▶ The task
Extract the lines that hold the string "building".
-- start of Record set --
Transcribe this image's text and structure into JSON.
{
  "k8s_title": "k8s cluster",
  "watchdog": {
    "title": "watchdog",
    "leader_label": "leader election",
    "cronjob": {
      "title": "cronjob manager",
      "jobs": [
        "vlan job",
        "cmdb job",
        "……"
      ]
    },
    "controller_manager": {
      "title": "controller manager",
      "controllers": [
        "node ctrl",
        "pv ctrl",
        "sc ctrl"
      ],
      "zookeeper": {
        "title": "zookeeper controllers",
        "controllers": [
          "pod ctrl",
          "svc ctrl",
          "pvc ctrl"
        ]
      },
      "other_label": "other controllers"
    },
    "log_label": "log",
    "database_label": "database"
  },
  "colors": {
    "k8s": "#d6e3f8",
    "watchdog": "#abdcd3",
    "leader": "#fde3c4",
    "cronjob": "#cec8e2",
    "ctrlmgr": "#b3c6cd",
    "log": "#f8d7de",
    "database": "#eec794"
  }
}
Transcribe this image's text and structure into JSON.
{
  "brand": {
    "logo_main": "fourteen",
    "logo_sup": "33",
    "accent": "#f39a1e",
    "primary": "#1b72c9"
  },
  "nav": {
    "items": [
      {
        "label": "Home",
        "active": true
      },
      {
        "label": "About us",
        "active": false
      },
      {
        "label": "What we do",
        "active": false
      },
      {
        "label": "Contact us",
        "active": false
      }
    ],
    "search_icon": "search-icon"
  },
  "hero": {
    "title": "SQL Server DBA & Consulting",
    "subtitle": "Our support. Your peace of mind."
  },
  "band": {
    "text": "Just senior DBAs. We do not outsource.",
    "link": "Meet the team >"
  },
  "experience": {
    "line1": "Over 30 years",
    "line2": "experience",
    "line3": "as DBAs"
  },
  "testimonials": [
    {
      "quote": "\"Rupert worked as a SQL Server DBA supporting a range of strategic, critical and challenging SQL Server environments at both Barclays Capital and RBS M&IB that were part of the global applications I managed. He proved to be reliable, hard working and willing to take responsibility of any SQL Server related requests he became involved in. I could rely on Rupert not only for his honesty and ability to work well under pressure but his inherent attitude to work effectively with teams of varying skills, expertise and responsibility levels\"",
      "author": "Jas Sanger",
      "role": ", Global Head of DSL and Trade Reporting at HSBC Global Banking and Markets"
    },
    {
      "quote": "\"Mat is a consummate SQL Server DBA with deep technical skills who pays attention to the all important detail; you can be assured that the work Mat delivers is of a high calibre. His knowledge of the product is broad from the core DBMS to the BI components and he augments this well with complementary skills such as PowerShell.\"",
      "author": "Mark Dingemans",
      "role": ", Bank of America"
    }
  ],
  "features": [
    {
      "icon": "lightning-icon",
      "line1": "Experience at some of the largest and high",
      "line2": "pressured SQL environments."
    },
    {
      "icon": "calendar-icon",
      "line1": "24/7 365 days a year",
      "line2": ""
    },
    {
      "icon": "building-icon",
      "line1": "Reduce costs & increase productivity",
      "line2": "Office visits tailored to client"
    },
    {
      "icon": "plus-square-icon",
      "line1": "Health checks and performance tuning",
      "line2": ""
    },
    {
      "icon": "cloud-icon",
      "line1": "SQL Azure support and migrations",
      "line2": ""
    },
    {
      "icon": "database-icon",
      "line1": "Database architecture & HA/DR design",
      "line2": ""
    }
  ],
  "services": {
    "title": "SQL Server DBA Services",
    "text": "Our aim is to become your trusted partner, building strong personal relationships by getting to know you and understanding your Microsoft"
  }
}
-- end of Record set --
▶ Finished answer
      "icon": "building-icon",
    "text": "Our aim is to become your trusted partner, building strong personal relationships by getting to know you and understanding your Microsoft"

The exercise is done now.